** Start Supplied information **

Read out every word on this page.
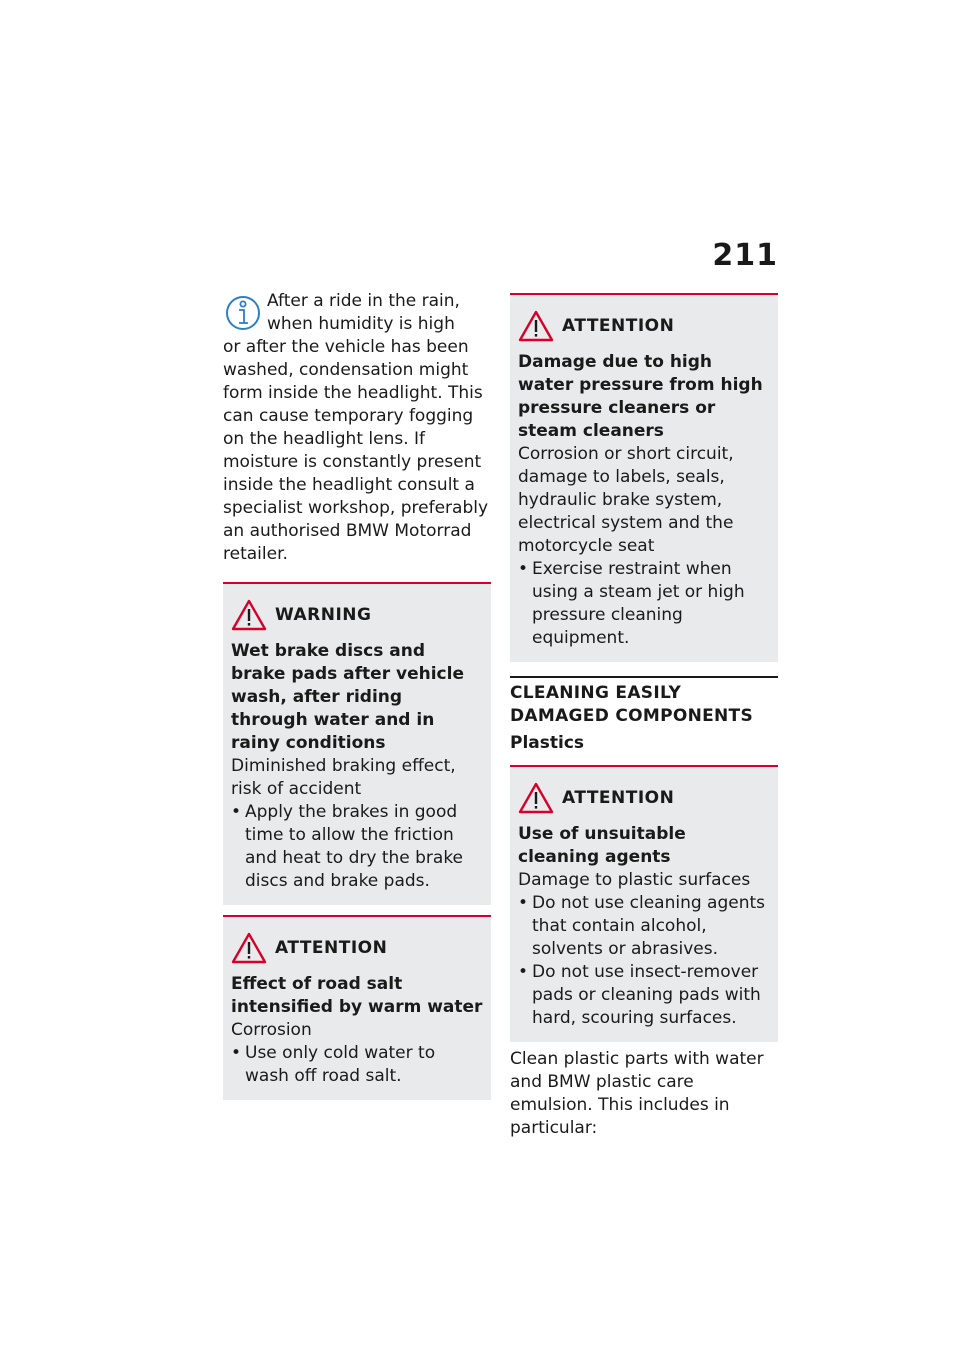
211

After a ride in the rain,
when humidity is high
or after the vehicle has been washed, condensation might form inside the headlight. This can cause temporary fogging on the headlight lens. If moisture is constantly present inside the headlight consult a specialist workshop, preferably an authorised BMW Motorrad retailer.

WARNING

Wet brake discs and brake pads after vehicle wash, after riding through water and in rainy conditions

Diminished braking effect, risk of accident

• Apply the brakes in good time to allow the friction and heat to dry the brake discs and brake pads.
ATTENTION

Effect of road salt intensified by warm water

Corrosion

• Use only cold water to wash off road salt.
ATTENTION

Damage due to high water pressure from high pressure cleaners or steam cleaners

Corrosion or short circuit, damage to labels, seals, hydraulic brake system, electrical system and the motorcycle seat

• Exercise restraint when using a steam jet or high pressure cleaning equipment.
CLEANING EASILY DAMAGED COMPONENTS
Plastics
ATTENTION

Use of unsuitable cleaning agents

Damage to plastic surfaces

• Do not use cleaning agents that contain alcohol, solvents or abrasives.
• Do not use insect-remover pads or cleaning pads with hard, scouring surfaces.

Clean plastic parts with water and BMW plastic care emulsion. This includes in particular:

** End Supplied information **
** Start Supplied information **

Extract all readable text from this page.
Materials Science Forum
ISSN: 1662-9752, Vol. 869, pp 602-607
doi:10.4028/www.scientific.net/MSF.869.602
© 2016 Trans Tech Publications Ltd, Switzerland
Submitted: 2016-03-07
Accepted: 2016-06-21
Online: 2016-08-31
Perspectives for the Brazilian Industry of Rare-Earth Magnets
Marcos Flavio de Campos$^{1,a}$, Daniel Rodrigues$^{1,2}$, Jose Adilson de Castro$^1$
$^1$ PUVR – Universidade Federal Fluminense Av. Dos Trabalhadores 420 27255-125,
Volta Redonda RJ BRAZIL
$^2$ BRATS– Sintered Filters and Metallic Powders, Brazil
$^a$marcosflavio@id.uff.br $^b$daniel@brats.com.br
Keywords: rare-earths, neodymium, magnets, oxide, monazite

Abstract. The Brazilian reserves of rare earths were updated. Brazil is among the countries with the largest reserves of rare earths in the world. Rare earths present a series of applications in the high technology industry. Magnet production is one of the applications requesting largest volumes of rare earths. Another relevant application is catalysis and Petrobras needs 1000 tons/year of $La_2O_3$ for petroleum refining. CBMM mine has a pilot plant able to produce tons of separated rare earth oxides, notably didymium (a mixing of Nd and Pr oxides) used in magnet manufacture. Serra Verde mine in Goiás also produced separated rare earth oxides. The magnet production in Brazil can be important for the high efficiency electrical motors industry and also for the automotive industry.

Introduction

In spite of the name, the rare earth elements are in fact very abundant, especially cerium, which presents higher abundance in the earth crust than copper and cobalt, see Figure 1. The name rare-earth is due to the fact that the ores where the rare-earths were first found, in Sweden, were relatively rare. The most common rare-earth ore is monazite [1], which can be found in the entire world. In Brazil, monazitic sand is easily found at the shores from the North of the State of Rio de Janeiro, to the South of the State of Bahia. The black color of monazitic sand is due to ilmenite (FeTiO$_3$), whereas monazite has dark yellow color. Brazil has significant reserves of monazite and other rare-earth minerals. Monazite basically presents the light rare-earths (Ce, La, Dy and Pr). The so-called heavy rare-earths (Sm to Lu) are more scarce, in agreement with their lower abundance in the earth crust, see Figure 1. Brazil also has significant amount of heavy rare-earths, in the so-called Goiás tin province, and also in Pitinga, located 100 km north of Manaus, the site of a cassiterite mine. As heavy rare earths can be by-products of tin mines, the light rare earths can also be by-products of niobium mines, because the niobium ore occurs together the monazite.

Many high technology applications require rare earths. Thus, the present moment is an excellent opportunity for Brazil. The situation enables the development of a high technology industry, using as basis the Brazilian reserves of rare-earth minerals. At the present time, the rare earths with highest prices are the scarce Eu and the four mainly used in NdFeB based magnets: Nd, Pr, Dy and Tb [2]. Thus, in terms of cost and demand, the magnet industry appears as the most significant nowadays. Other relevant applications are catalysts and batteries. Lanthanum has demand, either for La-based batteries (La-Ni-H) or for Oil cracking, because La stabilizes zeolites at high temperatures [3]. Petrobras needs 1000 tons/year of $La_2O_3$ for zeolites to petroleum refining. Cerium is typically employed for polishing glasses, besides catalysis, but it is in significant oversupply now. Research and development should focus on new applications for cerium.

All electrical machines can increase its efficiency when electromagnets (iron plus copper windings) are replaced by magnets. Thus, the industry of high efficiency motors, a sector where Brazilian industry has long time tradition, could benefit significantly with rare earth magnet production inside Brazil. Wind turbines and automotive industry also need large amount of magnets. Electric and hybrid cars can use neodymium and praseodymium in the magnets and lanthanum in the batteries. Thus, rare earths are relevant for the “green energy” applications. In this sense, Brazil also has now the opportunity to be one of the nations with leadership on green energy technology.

** End Supplied information **

*What is expected*
Return a copy of every line that includes the word "using".

*Finished task*
• Exercise restraint when using a steam jet or high pressure cleaning equipment.
Many high technology applications require rare earths. Thus, the present moment is an excellent opportunity for Brazil. The situation enables the development of a high technology industry, using as basis the Brazilian reserves of rare-earth minerals. At the present time, the rare earths with highest prices are the scarce Eu and the four mainly used in NdFeB based magnets: Nd, Pr, Dy and Tb [2]. Thus, in terms of cost and demand, the magnet industry appears as the most significant nowadays. Other relevant applications are catalysts and batteries. Lanthanum has demand, either for La-based batteries (La-Ni-H) or for Oil cracking, because La stabilizes zeolites at high temperatures [3]. Petrobras needs 1000 tons/year of $La_2O_3$ for zeolites to petroleum refining. Cerium is typically employed for polishing glasses, besides catalysis, but it is in significant oversupply now. Research and development should focus on new applications for cerium.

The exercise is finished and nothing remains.